__Supplied data__.
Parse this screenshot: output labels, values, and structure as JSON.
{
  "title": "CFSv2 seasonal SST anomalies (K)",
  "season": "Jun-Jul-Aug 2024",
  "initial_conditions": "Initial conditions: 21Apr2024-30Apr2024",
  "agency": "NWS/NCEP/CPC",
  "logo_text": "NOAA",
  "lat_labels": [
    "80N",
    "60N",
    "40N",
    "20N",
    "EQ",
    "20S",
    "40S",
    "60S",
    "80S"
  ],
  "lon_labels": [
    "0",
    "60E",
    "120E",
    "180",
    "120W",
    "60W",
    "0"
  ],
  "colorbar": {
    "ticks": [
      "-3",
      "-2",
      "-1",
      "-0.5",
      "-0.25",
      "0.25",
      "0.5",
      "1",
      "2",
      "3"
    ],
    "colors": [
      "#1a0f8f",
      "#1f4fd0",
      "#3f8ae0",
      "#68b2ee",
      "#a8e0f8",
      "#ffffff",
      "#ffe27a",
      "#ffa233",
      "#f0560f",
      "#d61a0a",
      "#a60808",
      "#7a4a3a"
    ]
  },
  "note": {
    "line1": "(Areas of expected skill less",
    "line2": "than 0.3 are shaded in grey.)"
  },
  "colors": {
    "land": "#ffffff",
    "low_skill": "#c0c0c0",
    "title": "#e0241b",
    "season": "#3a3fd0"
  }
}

__Job__. Find the word "title" and list each line it appears in.

__Exercise solution__.
  "title": "CFSv2 seasonal SST anomalies (K)",
    "title": "#e0241b",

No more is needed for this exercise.